• _Given instruction_
Copy the items below line for line, with no changes.

──────── Task inputs

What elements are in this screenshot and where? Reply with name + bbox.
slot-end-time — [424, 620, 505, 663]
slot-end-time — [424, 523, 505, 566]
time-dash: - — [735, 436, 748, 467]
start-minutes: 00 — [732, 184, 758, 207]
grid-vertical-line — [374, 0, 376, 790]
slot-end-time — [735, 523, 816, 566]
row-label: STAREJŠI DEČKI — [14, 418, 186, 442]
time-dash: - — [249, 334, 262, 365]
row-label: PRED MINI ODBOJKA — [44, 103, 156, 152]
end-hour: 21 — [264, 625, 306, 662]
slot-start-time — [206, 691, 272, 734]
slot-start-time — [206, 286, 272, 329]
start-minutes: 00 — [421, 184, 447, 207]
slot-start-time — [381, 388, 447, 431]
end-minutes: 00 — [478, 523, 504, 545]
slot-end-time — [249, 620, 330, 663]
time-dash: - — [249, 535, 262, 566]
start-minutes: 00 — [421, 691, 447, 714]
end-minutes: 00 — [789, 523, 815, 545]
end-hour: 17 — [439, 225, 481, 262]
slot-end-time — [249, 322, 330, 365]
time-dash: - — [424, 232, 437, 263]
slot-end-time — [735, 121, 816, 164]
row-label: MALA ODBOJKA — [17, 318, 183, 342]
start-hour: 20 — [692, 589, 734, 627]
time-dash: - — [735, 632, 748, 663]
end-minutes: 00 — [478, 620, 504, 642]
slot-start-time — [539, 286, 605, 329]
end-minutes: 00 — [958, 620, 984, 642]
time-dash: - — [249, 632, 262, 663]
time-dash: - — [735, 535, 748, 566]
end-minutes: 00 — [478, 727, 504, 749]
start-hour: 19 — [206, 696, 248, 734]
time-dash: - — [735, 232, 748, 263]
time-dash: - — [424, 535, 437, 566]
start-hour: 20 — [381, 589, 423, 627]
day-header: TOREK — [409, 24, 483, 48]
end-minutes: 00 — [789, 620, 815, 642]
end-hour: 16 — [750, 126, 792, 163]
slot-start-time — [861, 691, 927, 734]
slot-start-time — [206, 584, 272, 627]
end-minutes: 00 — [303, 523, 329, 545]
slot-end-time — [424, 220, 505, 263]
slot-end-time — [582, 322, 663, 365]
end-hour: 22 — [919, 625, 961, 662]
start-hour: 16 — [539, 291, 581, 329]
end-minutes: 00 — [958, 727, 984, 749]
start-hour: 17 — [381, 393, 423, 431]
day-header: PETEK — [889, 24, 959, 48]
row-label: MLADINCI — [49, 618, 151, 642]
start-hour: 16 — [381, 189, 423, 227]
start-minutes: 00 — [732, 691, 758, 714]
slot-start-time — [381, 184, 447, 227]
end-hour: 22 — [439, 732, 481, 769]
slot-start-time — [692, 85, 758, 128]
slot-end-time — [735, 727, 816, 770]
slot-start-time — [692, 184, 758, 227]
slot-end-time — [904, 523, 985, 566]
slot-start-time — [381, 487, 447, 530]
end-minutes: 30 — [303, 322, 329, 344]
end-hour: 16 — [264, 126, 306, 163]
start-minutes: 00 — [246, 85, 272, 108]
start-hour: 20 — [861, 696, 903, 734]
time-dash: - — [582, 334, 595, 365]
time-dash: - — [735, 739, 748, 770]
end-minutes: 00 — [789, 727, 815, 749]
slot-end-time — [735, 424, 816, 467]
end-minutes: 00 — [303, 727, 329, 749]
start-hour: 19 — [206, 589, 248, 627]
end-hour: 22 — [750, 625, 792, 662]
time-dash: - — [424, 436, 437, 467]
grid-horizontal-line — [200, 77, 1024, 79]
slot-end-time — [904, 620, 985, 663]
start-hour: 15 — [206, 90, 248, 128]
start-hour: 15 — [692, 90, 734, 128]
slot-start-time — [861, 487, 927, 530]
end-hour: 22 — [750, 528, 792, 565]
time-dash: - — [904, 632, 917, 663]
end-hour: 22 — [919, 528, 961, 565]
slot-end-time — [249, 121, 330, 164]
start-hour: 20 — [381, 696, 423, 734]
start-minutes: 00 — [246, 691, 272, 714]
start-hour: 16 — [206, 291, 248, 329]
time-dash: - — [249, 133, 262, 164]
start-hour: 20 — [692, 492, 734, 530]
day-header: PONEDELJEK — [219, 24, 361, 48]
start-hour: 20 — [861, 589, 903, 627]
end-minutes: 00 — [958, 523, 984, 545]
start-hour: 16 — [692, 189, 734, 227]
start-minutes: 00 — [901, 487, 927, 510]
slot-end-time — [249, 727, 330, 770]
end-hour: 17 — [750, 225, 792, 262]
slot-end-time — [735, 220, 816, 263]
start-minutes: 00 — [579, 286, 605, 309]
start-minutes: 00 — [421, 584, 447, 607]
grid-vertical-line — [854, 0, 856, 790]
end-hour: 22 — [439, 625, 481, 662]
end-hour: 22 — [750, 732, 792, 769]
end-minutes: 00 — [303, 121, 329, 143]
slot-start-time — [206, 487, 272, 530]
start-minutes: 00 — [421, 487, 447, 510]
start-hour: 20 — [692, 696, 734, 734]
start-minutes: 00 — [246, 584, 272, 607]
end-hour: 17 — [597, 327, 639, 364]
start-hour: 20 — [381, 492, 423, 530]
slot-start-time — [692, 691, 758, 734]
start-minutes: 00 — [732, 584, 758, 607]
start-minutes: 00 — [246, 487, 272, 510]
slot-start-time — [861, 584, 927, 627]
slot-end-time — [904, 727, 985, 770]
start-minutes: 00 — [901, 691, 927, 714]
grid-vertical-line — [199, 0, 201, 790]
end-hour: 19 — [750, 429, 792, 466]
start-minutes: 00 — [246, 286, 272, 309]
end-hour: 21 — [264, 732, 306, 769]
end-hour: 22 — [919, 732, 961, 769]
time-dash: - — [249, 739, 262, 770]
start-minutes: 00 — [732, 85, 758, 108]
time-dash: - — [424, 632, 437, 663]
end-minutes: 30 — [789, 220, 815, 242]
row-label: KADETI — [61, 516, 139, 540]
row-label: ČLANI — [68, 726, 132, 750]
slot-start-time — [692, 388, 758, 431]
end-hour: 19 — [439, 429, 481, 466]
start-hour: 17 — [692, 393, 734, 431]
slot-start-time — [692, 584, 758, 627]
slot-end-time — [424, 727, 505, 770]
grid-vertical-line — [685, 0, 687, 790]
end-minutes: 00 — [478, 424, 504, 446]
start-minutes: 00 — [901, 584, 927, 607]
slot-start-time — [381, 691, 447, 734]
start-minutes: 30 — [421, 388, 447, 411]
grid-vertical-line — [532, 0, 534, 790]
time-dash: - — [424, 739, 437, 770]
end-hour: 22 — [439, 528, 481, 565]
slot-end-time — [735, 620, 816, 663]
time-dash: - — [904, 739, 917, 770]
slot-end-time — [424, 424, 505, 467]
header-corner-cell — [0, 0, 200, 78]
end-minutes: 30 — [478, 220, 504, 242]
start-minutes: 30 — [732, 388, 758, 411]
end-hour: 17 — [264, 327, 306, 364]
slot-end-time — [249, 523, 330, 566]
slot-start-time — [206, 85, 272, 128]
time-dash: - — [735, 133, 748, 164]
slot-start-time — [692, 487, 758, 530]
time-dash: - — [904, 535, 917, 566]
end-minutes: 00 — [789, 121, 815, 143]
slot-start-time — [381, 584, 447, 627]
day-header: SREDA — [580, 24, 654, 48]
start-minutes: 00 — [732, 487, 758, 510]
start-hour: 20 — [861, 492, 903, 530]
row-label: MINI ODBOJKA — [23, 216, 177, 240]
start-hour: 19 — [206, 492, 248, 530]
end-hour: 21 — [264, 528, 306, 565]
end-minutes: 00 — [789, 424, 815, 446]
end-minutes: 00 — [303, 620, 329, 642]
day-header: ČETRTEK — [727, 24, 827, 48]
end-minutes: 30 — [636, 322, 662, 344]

────────────────

• _Solution to the problem_
What elements are in this screenshot and where? Reply with name + bbox.
slot-end-time — [424, 620, 505, 663]
slot-end-time — [424, 523, 505, 566]
time-dash: - — [735, 436, 748, 467]
start-minutes: 00 — [732, 184, 758, 207]
grid-vertical-line — [374, 0, 376, 790]
slot-end-time — [735, 523, 816, 566]
row-label: STAREJŠI DEČKI — [14, 418, 186, 442]
time-dash: - — [249, 334, 262, 365]
row-label: PRED MINI ODBOJKA — [44, 103, 156, 152]
end-hour: 21 — [264, 625, 306, 662]
slot-start-time — [206, 691, 272, 734]
slot-start-time — [206, 286, 272, 329]
start-minutes: 00 — [421, 184, 447, 207]
slot-start-time — [381, 388, 447, 431]
end-minutes: 00 — [478, 523, 504, 545]
slot-end-time — [249, 620, 330, 663]
time-dash: - — [249, 535, 262, 566]
start-minutes: 00 — [421, 691, 447, 714]
end-minutes: 00 — [789, 523, 815, 545]
end-hour: 17 — [439, 225, 481, 262]
slot-end-time — [249, 322, 330, 365]
time-dash: - — [424, 232, 437, 263]
slot-end-time — [735, 121, 816, 164]
row-label: MALA ODBOJKA — [17, 318, 183, 342]
start-hour: 20 — [692, 589, 734, 627]
time-dash: - — [735, 632, 748, 663]
end-minutes: 00 — [478, 620, 504, 642]
slot-start-time — [539, 286, 605, 329]
end-minutes: 00 — [958, 620, 984, 642]
time-dash: - — [249, 632, 262, 663]
time-dash: - — [735, 535, 748, 566]
end-minutes: 00 — [478, 727, 504, 749]
start-hour: 19 — [206, 696, 248, 734]
time-dash: - — [735, 232, 748, 263]
time-dash: - — [424, 535, 437, 566]
start-hour: 20 — [381, 589, 423, 627]
day-header: TOREK — [409, 24, 483, 48]
end-minutes: 00 — [789, 620, 815, 642]
end-hour: 16 — [750, 126, 792, 163]
slot-start-time — [861, 691, 927, 734]
slot-start-time — [206, 584, 272, 627]
end-minutes: 00 — [303, 523, 329, 545]
slot-end-time — [424, 220, 505, 263]
slot-end-time — [582, 322, 663, 365]
end-hour: 22 — [919, 625, 961, 662]
start-hour: 16 — [539, 291, 581, 329]
end-minutes: 00 — [958, 727, 984, 749]
start-hour: 17 — [381, 393, 423, 431]
day-header: PETEK — [889, 24, 959, 48]
row-label: MLADINCI — [49, 618, 151, 642]
start-hour: 16 — [381, 189, 423, 227]
start-minutes: 00 — [732, 691, 758, 714]
slot-start-time — [381, 184, 447, 227]
end-hour: 22 — [439, 732, 481, 769]
slot-start-time — [692, 85, 758, 128]
slot-end-time — [735, 727, 816, 770]
slot-start-time — [692, 184, 758, 227]
slot-end-time — [904, 523, 985, 566]
slot-start-time — [381, 487, 447, 530]
end-minutes: 30 — [303, 322, 329, 344]
end-hour: 16 — [264, 126, 306, 163]
start-minutes: 00 — [246, 85, 272, 108]
start-hour: 20 — [861, 696, 903, 734]
time-dash: - — [582, 334, 595, 365]
time-dash: - — [735, 739, 748, 770]
end-minutes: 00 — [789, 727, 815, 749]
slot-end-time — [735, 424, 816, 467]
end-minutes: 00 — [303, 727, 329, 749]
start-hour: 19 — [206, 589, 248, 627]
end-hour: 22 — [750, 625, 792, 662]
time-dash: - — [424, 436, 437, 467]
grid-horizontal-line — [200, 77, 1024, 79]
slot-end-time — [904, 620, 985, 663]
start-hour: 15 — [206, 90, 248, 128]
start-hour: 15 — [692, 90, 734, 128]
slot-start-time — [861, 487, 927, 530]
end-hour: 22 — [750, 528, 792, 565]
time-dash: - — [904, 632, 917, 663]
end-hour: 22 — [919, 528, 961, 565]
slot-end-time — [249, 121, 330, 164]
start-hour: 20 — [381, 696, 423, 734]
start-minutes: 00 — [246, 691, 272, 714]
start-hour: 16 — [206, 291, 248, 329]
time-dash: - — [249, 133, 262, 164]
start-hour: 20 — [692, 492, 734, 530]
day-header: PONEDELJEK — [219, 24, 361, 48]
start-hour: 20 — [861, 589, 903, 627]
end-minutes: 00 — [958, 523, 984, 545]
start-hour: 16 — [692, 189, 734, 227]
start-minutes: 00 — [901, 487, 927, 510]
slot-end-time — [249, 727, 330, 770]
end-hour: 17 — [750, 225, 792, 262]
slot-end-time — [735, 220, 816, 263]
start-minutes: 00 — [579, 286, 605, 309]
start-minutes: 00 — [421, 584, 447, 607]
grid-vertical-line — [854, 0, 856, 790]
end-hour: 22 — [439, 625, 481, 662]
end-hour: 22 — [750, 732, 792, 769]
end-minutes: 00 — [303, 121, 329, 143]
slot-start-time — [206, 487, 272, 530]
start-minutes: 00 — [421, 487, 447, 510]
start-hour: 20 — [692, 696, 734, 734]
start-minutes: 00 — [246, 584, 272, 607]
end-hour: 17 — [597, 327, 639, 364]
start-hour: 20 — [381, 492, 423, 530]
slot-start-time — [692, 691, 758, 734]
start-minutes: 00 — [732, 584, 758, 607]
start-minutes: 00 — [246, 487, 272, 510]
slot-start-time — [861, 584, 927, 627]
slot-end-time — [904, 727, 985, 770]
start-minutes: 00 — [901, 691, 927, 714]
grid-vertical-line — [199, 0, 201, 790]
end-hour: 19 — [750, 429, 792, 466]
start-minutes: 00 — [246, 286, 272, 309]
end-hour: 21 — [264, 732, 306, 769]
end-hour: 22 — [919, 732, 961, 769]
time-dash: - — [249, 739, 262, 770]
start-minutes: 00 — [732, 85, 758, 108]
time-dash: - — [424, 632, 437, 663]
end-minutes: 30 — [789, 220, 815, 242]
row-label: KADETI — [61, 516, 139, 540]
row-label: ČLANI — [68, 726, 132, 750]
slot-start-time — [692, 388, 758, 431]
end-hour: 19 — [439, 429, 481, 466]
start-hour: 17 — [692, 393, 734, 431]
slot-start-time — [692, 584, 758, 627]
slot-end-time — [424, 727, 505, 770]
grid-vertical-line — [685, 0, 687, 790]
end-minutes: 00 — [478, 424, 504, 446]
start-minutes: 00 — [901, 584, 927, 607]
slot-start-time — [381, 691, 447, 734]
start-minutes: 30 — [421, 388, 447, 411]
grid-vertical-line — [532, 0, 534, 790]
time-dash: - — [424, 739, 437, 770]
end-hour: 22 — [439, 528, 481, 565]
slot-end-time — [735, 620, 816, 663]
time-dash: - — [904, 739, 917, 770]
slot-end-time — [424, 424, 505, 467]
header-corner-cell — [0, 0, 200, 78]
end-minutes: 30 — [478, 220, 504, 242]
start-minutes: 30 — [732, 388, 758, 411]
end-hour: 17 — [264, 327, 306, 364]
slot-end-time — [249, 523, 330, 566]
slot-start-time — [206, 85, 272, 128]
time-dash: - — [735, 133, 748, 164]
slot-start-time — [692, 487, 758, 530]
time-dash: - — [904, 535, 917, 566]
end-minutes: 00 — [789, 121, 815, 143]
slot-start-time — [381, 584, 447, 627]
day-header: SREDA — [580, 24, 654, 48]
start-minutes: 00 — [732, 487, 758, 510]
start-hour: 20 — [861, 492, 903, 530]
row-label: MINI ODBOJKA — [23, 216, 177, 240]
start-hour: 19 — [206, 492, 248, 530]
end-hour: 21 — [264, 528, 306, 565]
end-minutes: 00 — [789, 424, 815, 446]
end-minutes: 00 — [303, 620, 329, 642]
day-header: ČETRTEK — [727, 24, 827, 48]
end-minutes: 30 — [636, 322, 662, 344]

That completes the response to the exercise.